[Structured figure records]
________
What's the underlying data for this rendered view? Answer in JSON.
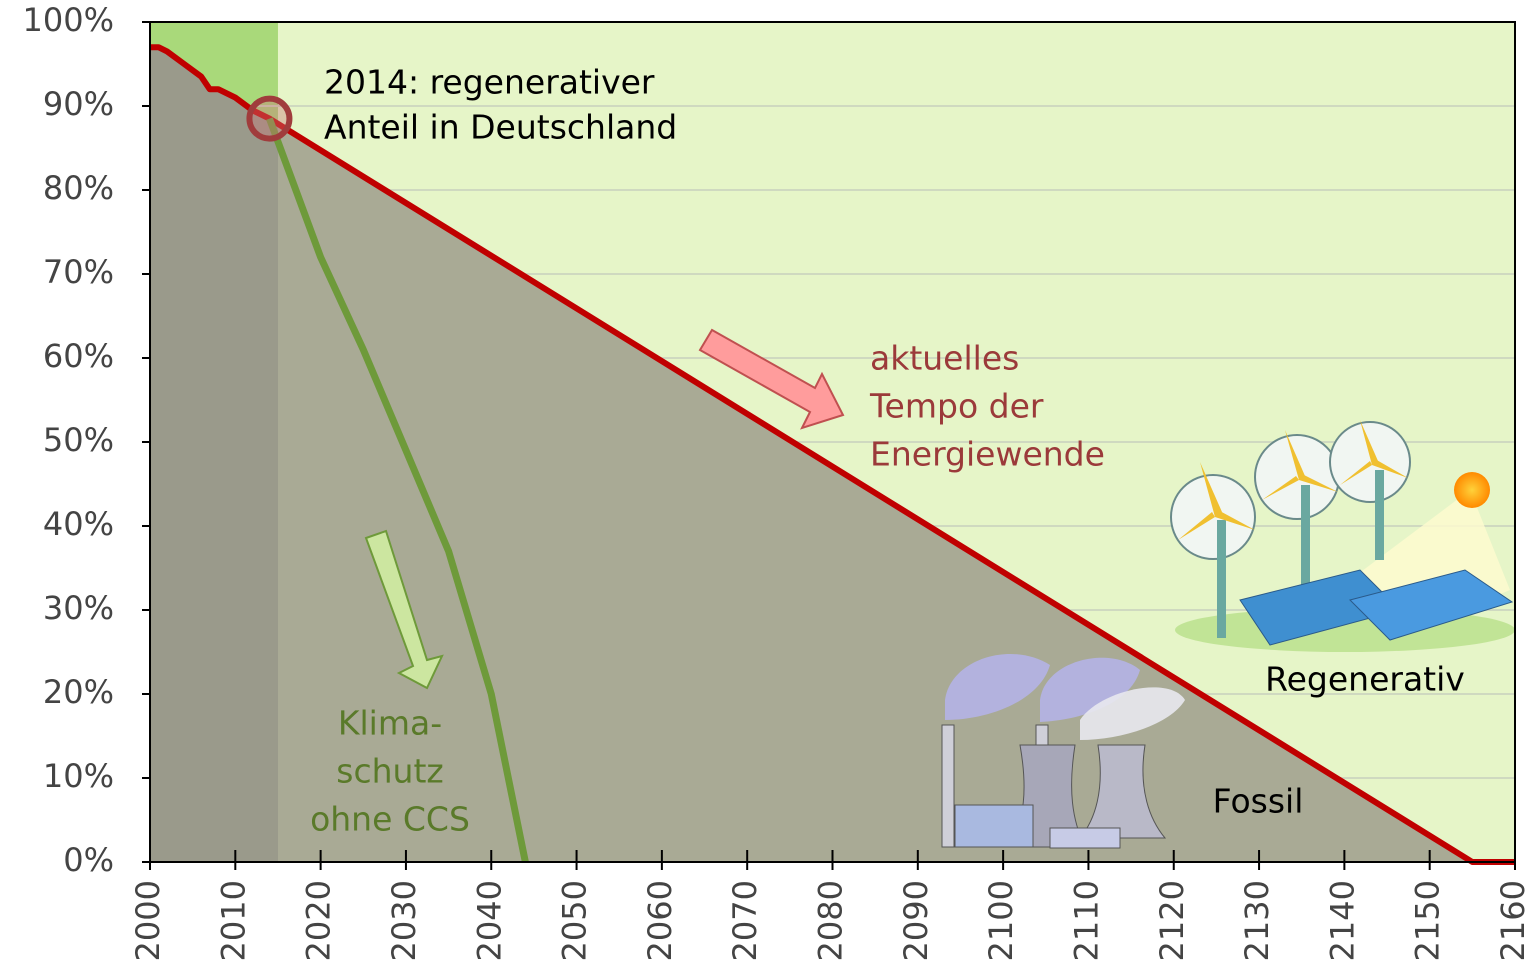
{
  "chart_data": {
    "type": "line",
    "xlim": [
      2000,
      2160
    ],
    "xticks": [
      2000,
      2010,
      2020,
      2030,
      2040,
      2050,
      2060,
      2070,
      2080,
      2090,
      2100,
      2110,
      2120,
      2130,
      2140,
      2150,
      2160
    ],
    "ylim": [
      0,
      100
    ],
    "yticks": [
      {
        "value": 0,
        "label": "0%"
      },
      {
        "value": 10,
        "label": "10%"
      },
      {
        "value": 20,
        "label": "20%"
      },
      {
        "value": 30,
        "label": "30%"
      },
      {
        "value": 40,
        "label": "40%"
      },
      {
        "value": 50,
        "label": "50%"
      },
      {
        "value": 60,
        "label": "60%"
      },
      {
        "value": 70,
        "label": "70%"
      },
      {
        "value": 80,
        "label": "80%"
      },
      {
        "value": 90,
        "label": "90%"
      },
      {
        "value": 100,
        "label": "100%"
      }
    ],
    "grid": true,
    "shaded_until": 2015,
    "marker": {
      "x": 2014,
      "y": 88.5
    },
    "series": [
      {
        "color": "#c00000",
        "x": [
          2000,
          2001,
          2002,
          2004,
          2006,
          2007,
          2008,
          2010,
          2012,
          2014,
          2155,
          2160
        ],
        "values": [
          97,
          97,
          96.5,
          95,
          93.5,
          92,
          92,
          91,
          89.5,
          88.5,
          0,
          0
        ]
      },
      {
        "color": "#6e9a3a",
        "x": [
          2014,
          2020,
          2025,
          2030,
          2035,
          2040,
          2044
        ],
        "values": [
          88.5,
          72,
          61,
          49,
          37,
          20,
          0
        ]
      }
    ],
    "annotations": [
      {
        "lines": [
          "2014: regenerativer",
          "Anteil in Deutschland"
        ],
        "color": "#000000"
      },
      {
        "lines": [
          "aktuelles",
          "Tempo der",
          "Energiewende"
        ],
        "color": "#9b3a3a"
      },
      {
        "lines": [
          "Klima-",
          "schutz",
          "ohne CCS"
        ],
        "color": "#5a7a2a"
      },
      {
        "lines": [
          "Regenerativ"
        ],
        "color": "#000000"
      },
      {
        "lines": [
          "Fossil"
        ],
        "color": "#000000"
      }
    ]
  }
}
________
- Problem requirements -
Set the entries down again exactly. Do not include the images.

- Result of this task -
What's the underlying data for this rendered view? Answer in JSON.
{
  "chart_data": {
    "type": "line",
    "xlim": [
      2000,
      2160
    ],
    "xticks": [
      2000,
      2010,
      2020,
      2030,
      2040,
      2050,
      2060,
      2070,
      2080,
      2090,
      2100,
      2110,
      2120,
      2130,
      2140,
      2150,
      2160
    ],
    "ylim": [
      0,
      100
    ],
    "yticks": [
      {
        "value": 0,
        "label": "0%"
      },
      {
        "value": 10,
        "label": "10%"
      },
      {
        "value": 20,
        "label": "20%"
      },
      {
        "value": 30,
        "label": "30%"
      },
      {
        "value": 40,
        "label": "40%"
      },
      {
        "value": 50,
        "label": "50%"
      },
      {
        "value": 60,
        "label": "60%"
      },
      {
        "value": 70,
        "label": "70%"
      },
      {
        "value": 80,
        "label": "80%"
      },
      {
        "value": 90,
        "label": "90%"
      },
      {
        "value": 100,
        "label": "100%"
      }
    ],
    "grid": true,
    "shaded_until": 2015,
    "marker": {
      "x": 2014,
      "y": 88.5
    },
    "series": [
      {
        "color": "#c00000",
        "x": [
          2000,
          2001,
          2002,
          2004,
          2006,
          2007,
          2008,
          2010,
          2012,
          2014,
          2155,
          2160
        ],
        "values": [
          97,
          97,
          96.5,
          95,
          93.5,
          92,
          92,
          91,
          89.5,
          88.5,
          0,
          0
        ]
      },
      {
        "color": "#6e9a3a",
        "x": [
          2014,
          2020,
          2025,
          2030,
          2035,
          2040,
          2044
        ],
        "values": [
          88.5,
          72,
          61,
          49,
          37,
          20,
          0
        ]
      }
    ],
    "annotations": [
      {
        "lines": [
          "2014: regenerativer",
          "Anteil in Deutschland"
        ],
        "color": "#000000"
      },
      {
        "lines": [
          "aktuelles",
          "Tempo der",
          "Energiewende"
        ],
        "color": "#9b3a3a"
      },
      {
        "lines": [
          "Klima-",
          "schutz",
          "ohne CCS"
        ],
        "color": "#5a7a2a"
      },
      {
        "lines": [
          "Regenerativ"
        ],
        "color": "#000000"
      },
      {
        "lines": [
          "Fossil"
        ],
        "color": "#000000"
      }
    ]
  }
}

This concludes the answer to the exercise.